→ **Written task**:
From the entries below, copy every line where the string "title" appears.

→ **Recorded information**:
+ + +

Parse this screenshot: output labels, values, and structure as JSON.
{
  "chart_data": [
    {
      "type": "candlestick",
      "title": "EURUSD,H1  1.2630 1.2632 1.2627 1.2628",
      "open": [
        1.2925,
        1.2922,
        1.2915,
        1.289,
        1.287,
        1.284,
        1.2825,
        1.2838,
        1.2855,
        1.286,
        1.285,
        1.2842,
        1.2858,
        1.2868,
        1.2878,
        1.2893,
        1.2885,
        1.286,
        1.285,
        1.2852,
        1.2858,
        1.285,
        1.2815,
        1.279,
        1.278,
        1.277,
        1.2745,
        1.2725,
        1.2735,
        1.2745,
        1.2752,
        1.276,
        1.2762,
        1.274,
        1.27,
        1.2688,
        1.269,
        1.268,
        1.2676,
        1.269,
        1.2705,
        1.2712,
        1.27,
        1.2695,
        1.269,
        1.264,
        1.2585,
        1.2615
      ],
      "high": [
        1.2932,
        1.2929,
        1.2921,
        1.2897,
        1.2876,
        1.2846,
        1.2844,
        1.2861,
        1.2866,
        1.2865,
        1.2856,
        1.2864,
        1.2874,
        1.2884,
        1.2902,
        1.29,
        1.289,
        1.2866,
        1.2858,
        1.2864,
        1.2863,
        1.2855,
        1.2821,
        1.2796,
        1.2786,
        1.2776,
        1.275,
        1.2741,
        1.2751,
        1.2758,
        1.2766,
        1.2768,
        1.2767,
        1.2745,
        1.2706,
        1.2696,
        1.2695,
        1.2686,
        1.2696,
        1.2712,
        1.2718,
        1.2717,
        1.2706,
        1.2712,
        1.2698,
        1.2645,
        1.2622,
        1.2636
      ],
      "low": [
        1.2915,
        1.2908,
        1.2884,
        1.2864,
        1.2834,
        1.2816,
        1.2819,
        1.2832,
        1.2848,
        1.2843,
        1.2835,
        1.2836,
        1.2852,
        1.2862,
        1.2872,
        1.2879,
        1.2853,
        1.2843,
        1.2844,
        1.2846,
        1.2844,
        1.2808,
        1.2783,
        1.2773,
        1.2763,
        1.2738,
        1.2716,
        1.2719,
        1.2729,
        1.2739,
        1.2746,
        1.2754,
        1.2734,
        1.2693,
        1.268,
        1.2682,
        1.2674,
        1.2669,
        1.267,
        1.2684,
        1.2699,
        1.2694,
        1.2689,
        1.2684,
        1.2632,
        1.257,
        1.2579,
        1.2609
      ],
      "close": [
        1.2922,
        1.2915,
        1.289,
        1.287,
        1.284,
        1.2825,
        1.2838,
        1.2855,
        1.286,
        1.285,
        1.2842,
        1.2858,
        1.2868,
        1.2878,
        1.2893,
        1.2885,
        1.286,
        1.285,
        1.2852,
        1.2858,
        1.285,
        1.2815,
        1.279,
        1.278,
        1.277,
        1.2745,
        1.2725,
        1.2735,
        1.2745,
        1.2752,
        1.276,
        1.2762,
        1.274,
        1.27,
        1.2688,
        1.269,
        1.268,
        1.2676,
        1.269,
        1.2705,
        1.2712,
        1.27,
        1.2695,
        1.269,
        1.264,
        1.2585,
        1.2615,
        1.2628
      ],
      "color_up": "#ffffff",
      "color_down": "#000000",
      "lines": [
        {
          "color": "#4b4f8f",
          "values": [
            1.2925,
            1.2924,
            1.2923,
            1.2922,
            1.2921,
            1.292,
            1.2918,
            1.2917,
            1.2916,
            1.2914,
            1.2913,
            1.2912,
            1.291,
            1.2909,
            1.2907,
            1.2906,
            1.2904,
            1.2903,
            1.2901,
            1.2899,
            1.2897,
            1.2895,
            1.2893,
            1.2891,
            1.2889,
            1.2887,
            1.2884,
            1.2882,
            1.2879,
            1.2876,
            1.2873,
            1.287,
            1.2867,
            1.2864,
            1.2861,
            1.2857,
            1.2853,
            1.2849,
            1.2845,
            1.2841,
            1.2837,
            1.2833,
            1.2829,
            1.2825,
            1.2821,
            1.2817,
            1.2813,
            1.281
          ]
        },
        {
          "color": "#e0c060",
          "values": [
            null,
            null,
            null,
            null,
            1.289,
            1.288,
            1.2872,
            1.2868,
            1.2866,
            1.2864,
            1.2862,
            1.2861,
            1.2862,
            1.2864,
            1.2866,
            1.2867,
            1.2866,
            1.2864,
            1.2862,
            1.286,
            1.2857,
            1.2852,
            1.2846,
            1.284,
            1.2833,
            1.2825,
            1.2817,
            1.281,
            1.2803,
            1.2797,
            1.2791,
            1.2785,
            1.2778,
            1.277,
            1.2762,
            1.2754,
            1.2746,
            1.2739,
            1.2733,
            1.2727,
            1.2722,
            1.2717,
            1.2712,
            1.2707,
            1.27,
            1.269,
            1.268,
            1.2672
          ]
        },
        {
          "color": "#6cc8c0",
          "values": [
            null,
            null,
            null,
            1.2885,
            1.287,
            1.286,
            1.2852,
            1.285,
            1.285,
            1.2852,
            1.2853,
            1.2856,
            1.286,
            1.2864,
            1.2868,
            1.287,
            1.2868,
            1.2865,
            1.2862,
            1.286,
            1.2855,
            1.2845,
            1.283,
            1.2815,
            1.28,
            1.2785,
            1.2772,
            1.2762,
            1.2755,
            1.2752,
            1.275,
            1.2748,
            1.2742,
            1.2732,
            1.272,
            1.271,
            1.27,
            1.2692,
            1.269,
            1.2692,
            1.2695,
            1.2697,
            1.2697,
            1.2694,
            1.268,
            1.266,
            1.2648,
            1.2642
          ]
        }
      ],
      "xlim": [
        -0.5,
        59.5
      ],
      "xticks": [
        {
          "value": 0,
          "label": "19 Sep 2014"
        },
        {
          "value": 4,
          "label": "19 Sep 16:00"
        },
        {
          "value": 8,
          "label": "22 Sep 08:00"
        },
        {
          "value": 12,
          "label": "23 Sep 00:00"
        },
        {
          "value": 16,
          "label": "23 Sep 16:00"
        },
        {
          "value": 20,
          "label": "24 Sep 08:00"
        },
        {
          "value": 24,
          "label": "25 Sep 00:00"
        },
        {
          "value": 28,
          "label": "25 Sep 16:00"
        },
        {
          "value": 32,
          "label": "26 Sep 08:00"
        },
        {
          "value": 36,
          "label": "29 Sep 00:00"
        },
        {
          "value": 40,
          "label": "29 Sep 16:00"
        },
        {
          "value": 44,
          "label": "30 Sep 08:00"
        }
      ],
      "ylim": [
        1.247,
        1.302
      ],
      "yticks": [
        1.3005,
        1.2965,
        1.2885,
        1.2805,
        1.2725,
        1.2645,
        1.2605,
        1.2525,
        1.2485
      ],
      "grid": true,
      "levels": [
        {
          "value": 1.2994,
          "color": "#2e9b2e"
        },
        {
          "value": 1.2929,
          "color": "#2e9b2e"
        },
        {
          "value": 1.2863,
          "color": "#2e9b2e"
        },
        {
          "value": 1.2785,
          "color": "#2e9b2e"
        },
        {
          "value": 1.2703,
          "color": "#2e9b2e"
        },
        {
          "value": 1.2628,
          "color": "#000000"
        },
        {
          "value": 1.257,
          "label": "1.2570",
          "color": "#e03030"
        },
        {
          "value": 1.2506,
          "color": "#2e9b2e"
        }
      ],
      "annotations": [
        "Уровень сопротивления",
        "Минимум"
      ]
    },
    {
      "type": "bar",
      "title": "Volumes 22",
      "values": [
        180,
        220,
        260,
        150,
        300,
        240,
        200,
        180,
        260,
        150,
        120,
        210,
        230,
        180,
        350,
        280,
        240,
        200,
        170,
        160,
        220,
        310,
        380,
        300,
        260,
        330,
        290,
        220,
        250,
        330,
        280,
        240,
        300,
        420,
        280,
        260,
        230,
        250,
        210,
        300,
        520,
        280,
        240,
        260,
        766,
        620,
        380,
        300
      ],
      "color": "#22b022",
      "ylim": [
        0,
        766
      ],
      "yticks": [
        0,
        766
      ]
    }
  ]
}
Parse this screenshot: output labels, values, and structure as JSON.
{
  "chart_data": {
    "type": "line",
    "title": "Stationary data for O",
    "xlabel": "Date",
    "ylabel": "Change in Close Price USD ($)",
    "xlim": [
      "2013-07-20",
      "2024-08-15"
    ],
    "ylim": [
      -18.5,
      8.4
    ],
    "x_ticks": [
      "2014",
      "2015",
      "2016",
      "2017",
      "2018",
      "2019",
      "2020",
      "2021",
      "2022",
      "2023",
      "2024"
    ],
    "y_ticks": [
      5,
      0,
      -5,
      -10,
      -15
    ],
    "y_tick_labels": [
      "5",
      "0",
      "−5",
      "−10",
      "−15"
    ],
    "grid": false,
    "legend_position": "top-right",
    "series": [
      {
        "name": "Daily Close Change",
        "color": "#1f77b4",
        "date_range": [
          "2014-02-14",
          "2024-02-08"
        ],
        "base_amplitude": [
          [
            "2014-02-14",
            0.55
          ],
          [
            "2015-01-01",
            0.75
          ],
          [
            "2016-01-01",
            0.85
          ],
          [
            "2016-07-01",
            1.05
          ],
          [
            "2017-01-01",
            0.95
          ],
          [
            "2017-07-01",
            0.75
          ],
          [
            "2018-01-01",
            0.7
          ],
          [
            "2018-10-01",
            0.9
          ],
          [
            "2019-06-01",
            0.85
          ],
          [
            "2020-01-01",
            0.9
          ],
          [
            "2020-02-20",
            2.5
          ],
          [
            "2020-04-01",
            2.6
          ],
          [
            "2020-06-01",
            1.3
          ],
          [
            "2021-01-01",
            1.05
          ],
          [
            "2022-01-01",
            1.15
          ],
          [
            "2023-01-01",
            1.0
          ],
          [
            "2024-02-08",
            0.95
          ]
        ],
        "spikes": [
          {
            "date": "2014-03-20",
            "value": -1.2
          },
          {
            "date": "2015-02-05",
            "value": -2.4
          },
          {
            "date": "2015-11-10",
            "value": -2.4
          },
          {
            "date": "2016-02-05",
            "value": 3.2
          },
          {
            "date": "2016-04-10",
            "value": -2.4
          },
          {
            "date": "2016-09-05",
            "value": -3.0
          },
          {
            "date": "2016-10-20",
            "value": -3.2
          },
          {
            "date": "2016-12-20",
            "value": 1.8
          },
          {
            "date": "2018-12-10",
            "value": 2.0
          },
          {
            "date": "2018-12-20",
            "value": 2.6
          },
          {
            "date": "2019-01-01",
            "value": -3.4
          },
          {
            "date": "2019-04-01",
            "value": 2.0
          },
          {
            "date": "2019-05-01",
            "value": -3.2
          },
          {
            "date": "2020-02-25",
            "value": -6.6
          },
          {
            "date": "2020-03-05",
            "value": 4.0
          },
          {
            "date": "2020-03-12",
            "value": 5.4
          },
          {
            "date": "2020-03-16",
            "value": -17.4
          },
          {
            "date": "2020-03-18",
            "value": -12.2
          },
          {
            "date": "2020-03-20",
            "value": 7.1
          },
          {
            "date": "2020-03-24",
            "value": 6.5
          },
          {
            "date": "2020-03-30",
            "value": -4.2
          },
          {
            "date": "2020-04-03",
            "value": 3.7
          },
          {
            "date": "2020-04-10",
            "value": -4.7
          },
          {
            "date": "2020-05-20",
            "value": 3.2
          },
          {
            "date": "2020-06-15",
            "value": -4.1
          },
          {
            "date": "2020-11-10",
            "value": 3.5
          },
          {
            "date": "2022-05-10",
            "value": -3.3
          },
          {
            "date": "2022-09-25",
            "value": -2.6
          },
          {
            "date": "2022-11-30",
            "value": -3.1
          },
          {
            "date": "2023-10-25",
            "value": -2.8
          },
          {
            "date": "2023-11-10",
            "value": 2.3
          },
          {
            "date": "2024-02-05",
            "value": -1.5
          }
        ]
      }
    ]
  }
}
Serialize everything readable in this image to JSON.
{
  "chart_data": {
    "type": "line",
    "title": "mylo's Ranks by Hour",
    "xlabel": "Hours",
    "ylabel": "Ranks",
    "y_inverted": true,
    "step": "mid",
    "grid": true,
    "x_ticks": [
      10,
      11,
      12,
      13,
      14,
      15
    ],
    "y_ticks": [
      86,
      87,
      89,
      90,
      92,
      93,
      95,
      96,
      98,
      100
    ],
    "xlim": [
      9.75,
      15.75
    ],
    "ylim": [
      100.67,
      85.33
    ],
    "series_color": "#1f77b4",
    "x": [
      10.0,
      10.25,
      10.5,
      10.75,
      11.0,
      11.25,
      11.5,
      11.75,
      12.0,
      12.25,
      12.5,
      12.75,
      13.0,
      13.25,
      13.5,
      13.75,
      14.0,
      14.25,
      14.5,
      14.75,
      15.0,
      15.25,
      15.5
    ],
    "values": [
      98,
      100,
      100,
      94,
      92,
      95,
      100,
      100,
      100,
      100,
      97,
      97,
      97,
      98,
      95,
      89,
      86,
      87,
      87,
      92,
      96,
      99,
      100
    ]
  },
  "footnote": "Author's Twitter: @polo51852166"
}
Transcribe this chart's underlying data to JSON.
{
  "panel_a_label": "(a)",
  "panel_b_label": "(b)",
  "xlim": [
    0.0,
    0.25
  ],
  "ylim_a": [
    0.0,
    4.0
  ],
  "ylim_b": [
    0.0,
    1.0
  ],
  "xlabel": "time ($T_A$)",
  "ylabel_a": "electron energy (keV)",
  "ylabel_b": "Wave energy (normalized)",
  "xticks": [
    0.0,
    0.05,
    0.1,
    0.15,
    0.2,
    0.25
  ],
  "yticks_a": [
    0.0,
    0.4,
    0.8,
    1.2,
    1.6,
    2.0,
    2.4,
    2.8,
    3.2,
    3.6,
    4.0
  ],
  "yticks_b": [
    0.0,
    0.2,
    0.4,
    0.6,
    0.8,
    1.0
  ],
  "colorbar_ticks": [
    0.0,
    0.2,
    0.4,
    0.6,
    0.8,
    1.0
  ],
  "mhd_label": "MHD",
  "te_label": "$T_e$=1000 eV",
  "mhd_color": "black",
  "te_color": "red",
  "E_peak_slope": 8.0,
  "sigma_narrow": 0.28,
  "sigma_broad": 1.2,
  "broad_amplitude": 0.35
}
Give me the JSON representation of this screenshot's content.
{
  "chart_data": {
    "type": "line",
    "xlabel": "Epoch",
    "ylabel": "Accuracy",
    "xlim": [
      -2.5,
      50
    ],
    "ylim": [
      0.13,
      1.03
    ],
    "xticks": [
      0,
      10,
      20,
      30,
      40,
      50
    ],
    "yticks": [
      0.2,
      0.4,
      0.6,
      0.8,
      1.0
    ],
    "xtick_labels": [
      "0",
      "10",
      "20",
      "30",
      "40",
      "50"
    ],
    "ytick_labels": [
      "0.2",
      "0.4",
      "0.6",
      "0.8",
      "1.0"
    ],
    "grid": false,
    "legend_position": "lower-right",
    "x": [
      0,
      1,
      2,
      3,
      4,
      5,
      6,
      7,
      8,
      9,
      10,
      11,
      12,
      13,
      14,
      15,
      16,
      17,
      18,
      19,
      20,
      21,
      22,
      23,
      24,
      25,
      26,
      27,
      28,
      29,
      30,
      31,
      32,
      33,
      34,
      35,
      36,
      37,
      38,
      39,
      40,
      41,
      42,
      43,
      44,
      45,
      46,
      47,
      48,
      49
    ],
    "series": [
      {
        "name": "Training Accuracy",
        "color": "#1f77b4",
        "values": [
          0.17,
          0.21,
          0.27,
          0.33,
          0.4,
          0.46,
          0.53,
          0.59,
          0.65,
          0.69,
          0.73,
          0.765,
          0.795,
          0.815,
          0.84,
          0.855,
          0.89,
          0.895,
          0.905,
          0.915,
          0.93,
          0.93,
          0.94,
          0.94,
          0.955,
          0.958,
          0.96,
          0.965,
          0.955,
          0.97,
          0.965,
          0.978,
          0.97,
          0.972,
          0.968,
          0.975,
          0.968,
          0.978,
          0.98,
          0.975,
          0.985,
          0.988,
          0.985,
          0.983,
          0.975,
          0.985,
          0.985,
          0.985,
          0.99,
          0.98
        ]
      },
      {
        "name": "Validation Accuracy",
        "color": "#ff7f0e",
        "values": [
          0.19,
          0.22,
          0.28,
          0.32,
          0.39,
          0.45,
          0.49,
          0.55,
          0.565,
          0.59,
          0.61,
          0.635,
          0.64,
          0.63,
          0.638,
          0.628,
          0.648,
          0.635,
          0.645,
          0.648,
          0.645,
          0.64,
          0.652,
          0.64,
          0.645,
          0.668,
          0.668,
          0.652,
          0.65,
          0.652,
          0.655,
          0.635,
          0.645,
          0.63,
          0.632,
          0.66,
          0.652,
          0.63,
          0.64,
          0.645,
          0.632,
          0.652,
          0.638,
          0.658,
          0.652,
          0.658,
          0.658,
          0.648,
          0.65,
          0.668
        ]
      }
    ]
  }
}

+ + +

→ **Response to this exercise**:
      "title": "EURUSD,H1  1.2630 1.2632 1.2627 1.2628",
      "title": "Volumes 22",
    "title": "Stationary data for O",
    "title": "mylo's Ranks by Hour",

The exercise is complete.